— Start of Exercise input —
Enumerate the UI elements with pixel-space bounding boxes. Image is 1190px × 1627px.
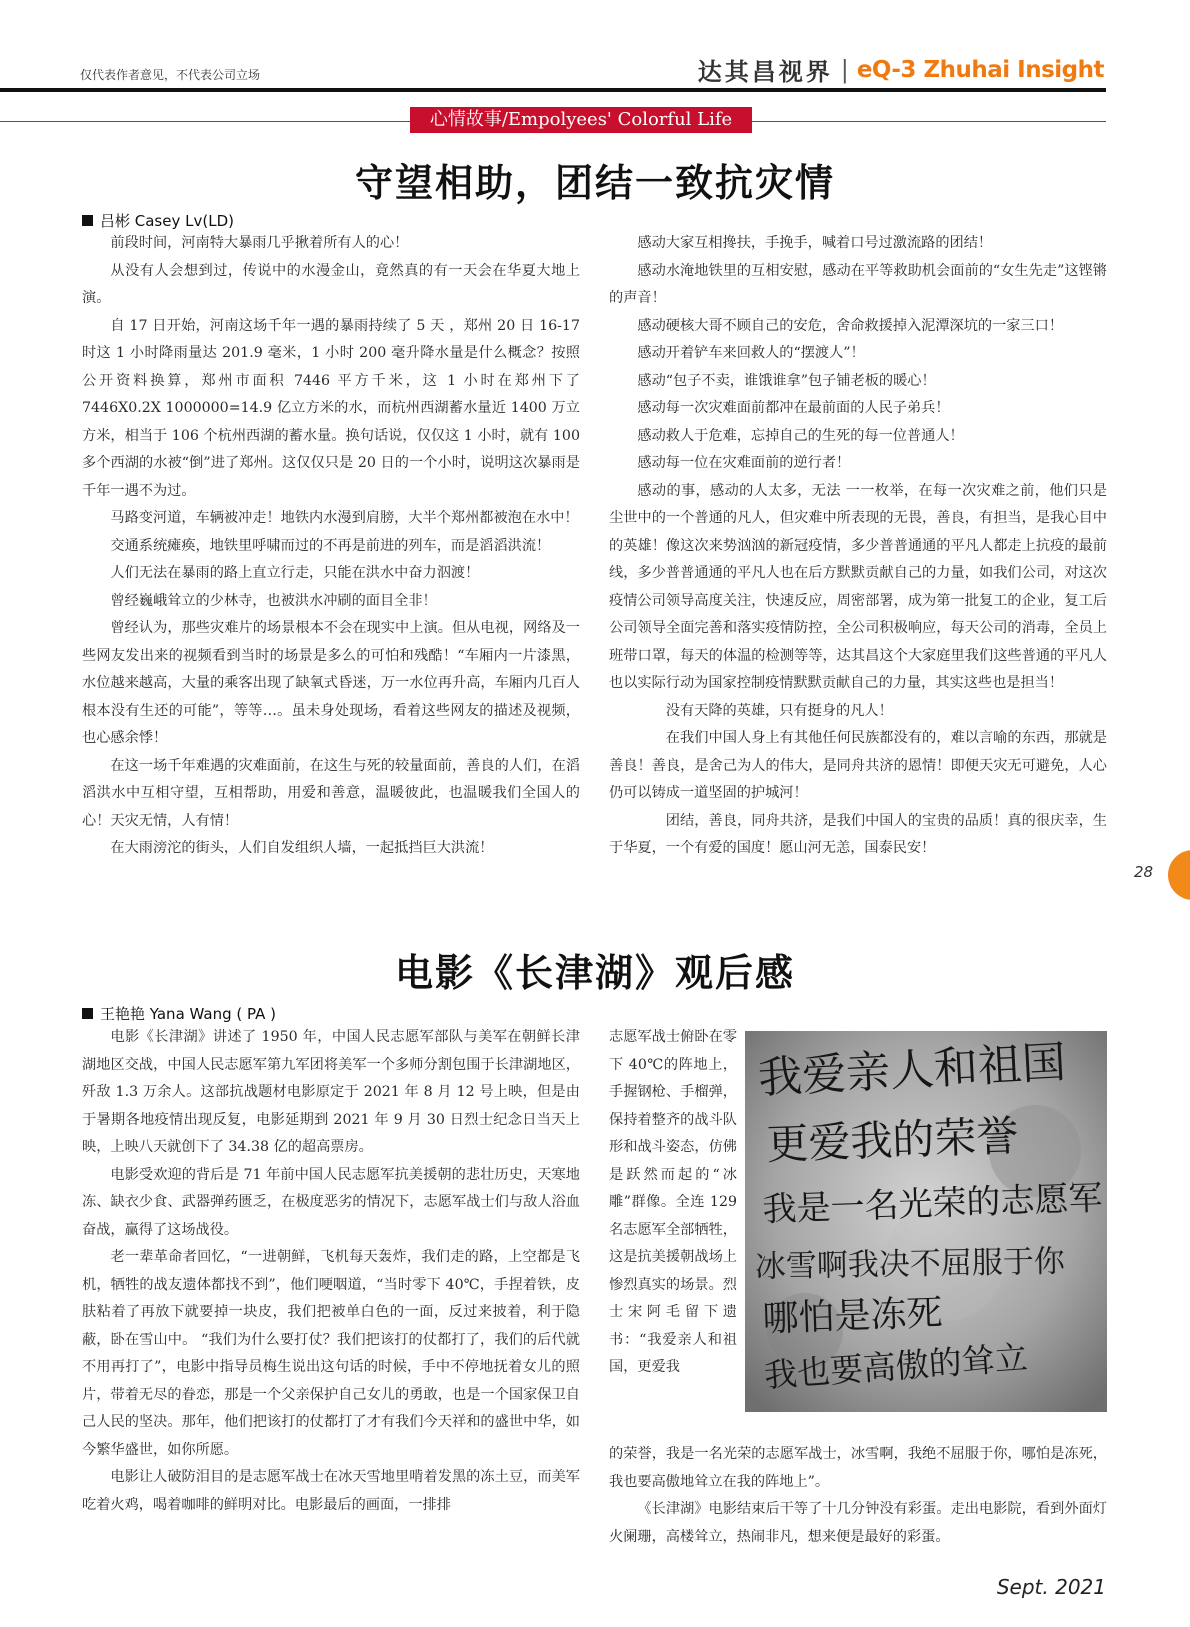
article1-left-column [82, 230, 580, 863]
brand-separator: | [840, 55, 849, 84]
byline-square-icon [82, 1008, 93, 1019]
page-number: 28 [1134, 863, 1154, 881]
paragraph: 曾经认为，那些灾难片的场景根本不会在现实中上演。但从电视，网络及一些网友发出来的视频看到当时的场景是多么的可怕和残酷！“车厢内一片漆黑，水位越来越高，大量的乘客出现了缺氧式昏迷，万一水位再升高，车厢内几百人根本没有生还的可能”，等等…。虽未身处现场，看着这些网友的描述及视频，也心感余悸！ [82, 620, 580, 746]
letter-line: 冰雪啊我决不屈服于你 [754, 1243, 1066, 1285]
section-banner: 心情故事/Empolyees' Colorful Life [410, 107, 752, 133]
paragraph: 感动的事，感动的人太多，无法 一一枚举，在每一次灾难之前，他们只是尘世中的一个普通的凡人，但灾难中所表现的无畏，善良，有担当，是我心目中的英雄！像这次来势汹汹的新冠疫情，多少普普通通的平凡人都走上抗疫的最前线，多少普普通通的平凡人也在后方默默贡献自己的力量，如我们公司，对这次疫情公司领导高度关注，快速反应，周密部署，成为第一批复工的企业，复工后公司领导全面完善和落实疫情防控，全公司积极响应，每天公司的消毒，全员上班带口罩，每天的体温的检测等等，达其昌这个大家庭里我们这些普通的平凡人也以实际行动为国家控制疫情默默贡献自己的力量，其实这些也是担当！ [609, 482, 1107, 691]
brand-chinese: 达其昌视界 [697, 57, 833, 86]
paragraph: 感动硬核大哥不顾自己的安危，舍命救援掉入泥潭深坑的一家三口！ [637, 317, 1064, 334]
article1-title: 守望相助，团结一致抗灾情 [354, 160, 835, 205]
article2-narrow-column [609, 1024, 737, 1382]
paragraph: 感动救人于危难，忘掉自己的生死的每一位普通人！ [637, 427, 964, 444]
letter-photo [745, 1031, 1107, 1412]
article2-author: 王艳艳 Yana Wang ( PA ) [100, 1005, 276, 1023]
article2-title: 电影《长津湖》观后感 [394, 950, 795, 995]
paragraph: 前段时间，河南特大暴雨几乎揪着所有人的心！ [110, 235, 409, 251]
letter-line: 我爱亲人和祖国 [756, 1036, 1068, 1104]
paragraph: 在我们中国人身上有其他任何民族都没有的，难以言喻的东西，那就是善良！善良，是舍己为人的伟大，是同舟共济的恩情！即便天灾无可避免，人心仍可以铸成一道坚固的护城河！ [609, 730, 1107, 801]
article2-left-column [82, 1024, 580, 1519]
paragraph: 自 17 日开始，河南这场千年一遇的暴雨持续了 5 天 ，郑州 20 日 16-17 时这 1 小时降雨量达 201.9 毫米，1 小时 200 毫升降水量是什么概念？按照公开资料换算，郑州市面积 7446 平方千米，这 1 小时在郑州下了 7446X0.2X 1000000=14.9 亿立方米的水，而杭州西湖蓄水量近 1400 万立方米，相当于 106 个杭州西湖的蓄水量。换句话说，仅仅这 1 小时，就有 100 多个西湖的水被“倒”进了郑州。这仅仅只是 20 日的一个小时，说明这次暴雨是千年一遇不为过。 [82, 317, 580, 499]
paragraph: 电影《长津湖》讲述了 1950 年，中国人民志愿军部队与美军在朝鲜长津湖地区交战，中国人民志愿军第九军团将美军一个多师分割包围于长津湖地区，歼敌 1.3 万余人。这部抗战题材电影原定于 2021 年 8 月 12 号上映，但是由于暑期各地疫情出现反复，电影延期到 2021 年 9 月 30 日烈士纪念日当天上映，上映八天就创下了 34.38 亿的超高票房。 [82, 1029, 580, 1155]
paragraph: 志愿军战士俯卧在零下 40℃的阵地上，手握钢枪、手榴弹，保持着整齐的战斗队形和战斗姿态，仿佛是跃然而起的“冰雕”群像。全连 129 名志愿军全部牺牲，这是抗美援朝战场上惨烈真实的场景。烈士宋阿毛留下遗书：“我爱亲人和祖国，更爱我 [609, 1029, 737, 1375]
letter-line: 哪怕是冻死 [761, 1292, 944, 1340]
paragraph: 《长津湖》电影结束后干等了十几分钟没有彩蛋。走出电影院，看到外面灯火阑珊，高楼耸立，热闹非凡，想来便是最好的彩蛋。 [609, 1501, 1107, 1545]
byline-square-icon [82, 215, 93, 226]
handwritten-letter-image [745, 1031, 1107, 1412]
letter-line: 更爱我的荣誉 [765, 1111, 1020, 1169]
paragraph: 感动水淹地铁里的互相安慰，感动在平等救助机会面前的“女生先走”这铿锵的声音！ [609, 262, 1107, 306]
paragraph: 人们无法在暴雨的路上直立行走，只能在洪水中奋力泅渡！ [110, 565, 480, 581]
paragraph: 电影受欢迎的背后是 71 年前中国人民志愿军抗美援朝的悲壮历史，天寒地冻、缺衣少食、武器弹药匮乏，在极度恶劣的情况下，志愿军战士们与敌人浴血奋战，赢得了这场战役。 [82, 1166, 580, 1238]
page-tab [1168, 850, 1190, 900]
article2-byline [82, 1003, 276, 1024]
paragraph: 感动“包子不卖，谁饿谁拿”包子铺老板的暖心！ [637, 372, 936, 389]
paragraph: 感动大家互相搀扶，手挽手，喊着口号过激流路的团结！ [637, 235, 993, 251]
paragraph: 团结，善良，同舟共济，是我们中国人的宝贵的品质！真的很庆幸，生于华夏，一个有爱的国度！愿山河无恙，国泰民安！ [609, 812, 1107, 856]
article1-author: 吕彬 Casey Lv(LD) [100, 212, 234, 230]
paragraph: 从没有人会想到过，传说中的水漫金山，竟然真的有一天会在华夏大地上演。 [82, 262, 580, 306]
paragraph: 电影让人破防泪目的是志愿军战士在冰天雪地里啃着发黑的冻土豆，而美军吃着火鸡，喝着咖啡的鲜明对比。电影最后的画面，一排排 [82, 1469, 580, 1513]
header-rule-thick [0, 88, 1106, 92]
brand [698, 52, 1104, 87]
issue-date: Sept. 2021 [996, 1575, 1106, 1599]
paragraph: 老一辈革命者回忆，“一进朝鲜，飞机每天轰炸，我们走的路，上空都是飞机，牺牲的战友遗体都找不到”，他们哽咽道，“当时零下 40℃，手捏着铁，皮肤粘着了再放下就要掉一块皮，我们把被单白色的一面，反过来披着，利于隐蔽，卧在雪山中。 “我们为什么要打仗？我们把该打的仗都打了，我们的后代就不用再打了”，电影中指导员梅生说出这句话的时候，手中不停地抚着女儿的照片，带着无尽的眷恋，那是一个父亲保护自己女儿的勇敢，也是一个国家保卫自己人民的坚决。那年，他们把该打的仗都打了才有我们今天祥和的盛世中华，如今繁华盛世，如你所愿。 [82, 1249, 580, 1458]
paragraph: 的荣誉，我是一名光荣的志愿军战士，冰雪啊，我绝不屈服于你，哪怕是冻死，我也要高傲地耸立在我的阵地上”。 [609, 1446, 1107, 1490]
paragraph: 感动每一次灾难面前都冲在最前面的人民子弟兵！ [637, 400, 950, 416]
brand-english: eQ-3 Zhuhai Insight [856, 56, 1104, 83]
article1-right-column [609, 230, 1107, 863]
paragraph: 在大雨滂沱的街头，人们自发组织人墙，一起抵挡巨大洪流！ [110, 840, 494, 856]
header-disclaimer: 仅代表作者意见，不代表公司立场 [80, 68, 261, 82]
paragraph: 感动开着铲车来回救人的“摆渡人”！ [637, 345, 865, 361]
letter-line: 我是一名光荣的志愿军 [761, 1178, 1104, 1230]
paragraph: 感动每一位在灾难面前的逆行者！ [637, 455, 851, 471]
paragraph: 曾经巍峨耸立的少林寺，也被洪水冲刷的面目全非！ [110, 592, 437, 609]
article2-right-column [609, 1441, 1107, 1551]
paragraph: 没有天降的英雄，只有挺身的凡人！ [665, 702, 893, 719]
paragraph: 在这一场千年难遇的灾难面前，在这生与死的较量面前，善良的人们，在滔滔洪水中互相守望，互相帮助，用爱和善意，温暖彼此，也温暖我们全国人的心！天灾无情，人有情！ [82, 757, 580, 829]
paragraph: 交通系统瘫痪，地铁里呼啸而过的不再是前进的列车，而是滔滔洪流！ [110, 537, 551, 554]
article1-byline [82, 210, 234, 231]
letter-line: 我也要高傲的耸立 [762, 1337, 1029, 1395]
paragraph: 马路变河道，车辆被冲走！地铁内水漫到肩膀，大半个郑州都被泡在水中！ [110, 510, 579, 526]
— End of Exercise input —
— Start of Exercise input —
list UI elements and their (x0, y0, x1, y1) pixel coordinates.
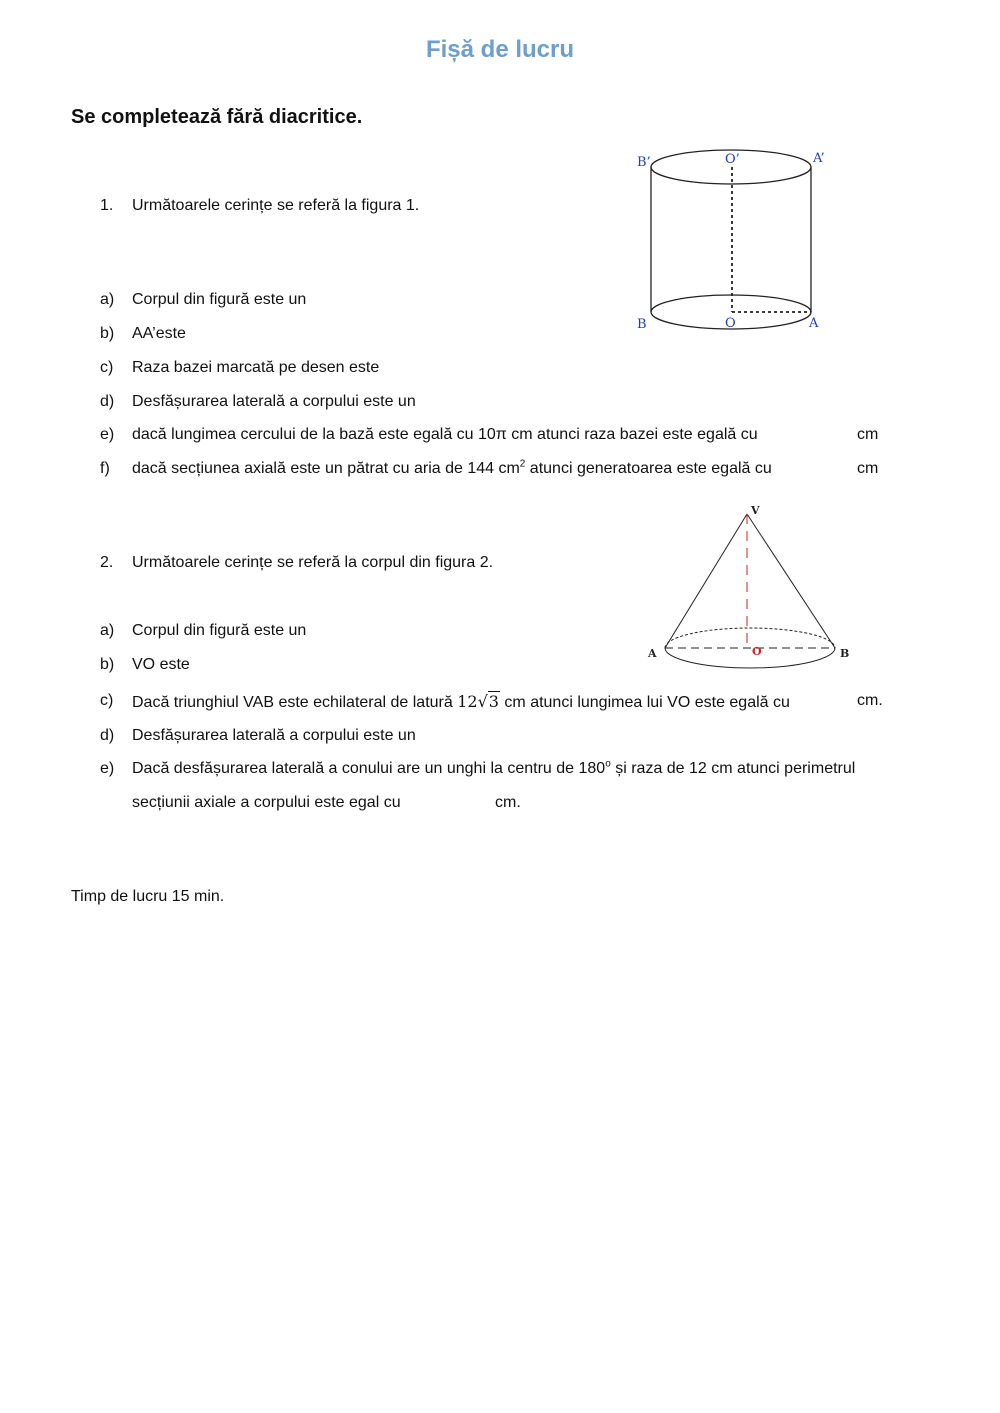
— End of Exercise input —
— Start of Exercise input —
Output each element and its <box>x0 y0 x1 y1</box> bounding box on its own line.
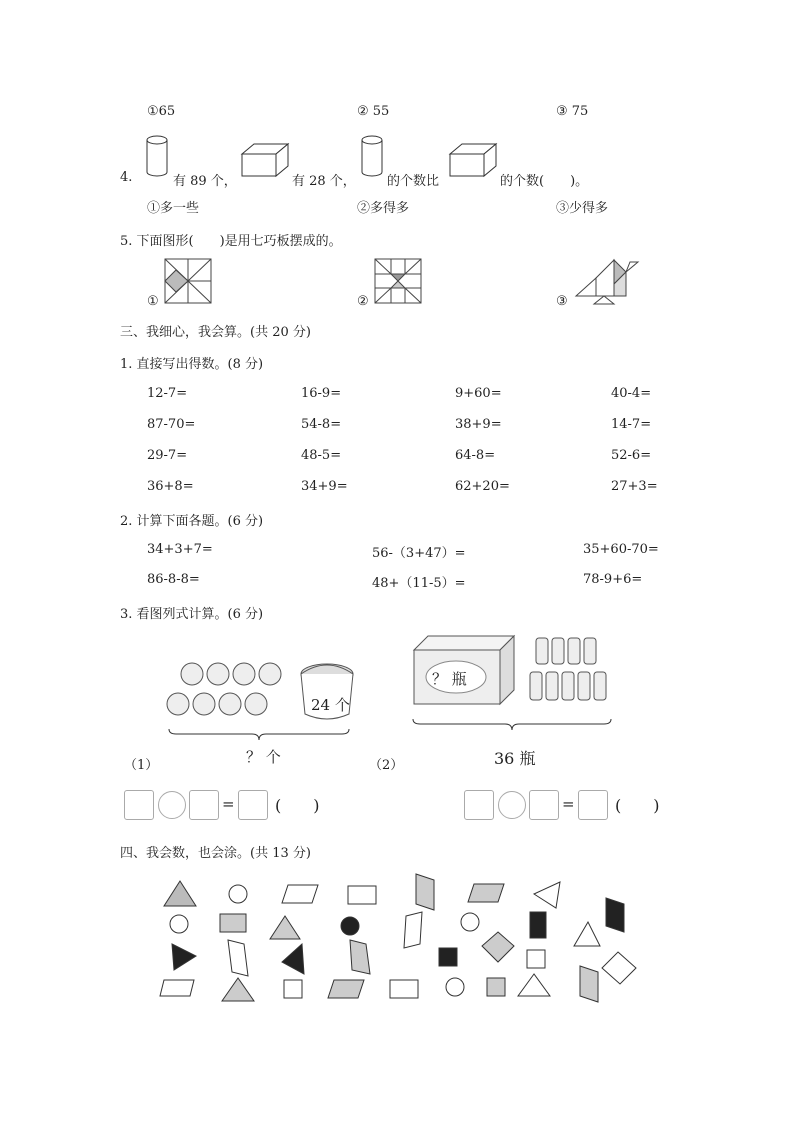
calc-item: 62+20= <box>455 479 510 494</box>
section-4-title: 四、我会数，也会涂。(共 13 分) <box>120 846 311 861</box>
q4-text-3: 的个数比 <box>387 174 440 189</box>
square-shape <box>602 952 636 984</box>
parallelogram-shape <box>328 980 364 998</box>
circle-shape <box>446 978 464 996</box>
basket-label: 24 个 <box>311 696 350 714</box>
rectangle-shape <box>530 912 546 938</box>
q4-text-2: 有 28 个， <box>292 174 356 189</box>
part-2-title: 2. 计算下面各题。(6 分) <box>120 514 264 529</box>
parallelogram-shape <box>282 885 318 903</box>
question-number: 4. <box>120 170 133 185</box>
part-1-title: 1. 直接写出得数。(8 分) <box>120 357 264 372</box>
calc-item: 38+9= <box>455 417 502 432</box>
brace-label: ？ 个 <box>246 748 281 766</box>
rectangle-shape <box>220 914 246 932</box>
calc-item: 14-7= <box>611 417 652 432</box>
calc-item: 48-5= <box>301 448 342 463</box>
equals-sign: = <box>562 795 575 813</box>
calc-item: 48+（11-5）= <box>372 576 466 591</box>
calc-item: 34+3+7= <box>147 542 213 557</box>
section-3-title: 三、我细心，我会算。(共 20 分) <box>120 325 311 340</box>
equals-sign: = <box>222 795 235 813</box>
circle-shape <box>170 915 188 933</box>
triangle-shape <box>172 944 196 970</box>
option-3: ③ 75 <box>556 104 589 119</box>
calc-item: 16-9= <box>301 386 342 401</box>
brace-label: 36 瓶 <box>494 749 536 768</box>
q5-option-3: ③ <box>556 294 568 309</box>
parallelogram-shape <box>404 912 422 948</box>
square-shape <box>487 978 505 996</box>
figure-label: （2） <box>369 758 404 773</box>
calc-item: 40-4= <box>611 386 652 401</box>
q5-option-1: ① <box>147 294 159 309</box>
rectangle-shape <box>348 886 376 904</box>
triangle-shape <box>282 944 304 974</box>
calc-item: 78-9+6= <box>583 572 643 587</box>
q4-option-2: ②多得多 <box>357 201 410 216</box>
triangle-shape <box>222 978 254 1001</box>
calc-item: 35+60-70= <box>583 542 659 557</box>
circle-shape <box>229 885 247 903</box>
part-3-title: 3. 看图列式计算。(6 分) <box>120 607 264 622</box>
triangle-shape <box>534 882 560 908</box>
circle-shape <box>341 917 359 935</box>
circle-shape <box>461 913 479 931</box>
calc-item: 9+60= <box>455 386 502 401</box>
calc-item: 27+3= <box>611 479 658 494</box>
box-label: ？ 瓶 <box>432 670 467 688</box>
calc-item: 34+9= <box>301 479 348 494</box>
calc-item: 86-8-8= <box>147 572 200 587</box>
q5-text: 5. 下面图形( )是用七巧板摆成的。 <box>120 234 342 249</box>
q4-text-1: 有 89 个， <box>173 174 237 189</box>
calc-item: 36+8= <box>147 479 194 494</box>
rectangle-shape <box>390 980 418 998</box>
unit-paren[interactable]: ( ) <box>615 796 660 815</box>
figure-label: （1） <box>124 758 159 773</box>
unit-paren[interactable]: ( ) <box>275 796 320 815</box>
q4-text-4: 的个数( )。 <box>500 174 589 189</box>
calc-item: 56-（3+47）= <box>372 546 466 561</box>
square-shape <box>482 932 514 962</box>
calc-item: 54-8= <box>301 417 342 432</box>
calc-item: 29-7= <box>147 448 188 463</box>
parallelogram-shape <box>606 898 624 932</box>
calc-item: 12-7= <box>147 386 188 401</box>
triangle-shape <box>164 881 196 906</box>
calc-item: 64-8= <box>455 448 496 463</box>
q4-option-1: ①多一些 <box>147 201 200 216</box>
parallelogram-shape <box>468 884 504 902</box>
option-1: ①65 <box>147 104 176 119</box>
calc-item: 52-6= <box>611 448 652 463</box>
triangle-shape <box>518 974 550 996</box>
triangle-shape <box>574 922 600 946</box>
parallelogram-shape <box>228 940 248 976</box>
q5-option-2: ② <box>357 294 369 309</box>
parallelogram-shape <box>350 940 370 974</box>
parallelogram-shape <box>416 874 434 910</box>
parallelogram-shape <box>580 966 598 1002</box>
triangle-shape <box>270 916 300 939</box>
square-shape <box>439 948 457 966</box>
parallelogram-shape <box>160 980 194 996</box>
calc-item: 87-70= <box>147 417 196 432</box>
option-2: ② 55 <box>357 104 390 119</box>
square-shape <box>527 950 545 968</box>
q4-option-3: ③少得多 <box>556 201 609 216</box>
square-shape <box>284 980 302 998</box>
— End of Exercise input —
• **Problem to solve**: Could you put the lines into a JSON list of strings, one string per line, starting with the line that contains "Enumerate the UI" and going on through the line that contains "section-banner: 心情故事/Empolyees' Colorful"? Skip any blank lines and leave the pictures out.

• **Exercise solution**:
[
  "Enumerate the UI elements with pixel-space bounding boxes. Image is 1190px × 1627px.",
  "article1-left-column [82, 230, 580, 863]",
  "brand-separator: | [840, 55, 849, 84]",
  "byline-square-icon [82, 1008, 93, 1019]",
  "page-number: 28 [1134, 863, 1154, 881]",
  "paragraph: 曾经认为，那些灾难片的场景根本不会在现实中上演。但从电视，网络及一些网友发出来的视频看到当时的场景是多么的可怕和残酷！“车厢内一片漆黑，水位越来越高，大量的乘客出现了缺氧式昏迷，万一水位再升高，车厢内几百人根本没有生还的可能”，等等…。虽未身处现场，看着这些网友的描述及视频，也心感余悸！ [82, 620, 580, 746]",
  "letter-line: 冰雪啊我决不屈服于你 [754, 1243, 1066, 1285]",
  "section-banner: 心情故事/Empolyees' Colorful Life [410, 107, 752, 133]"
]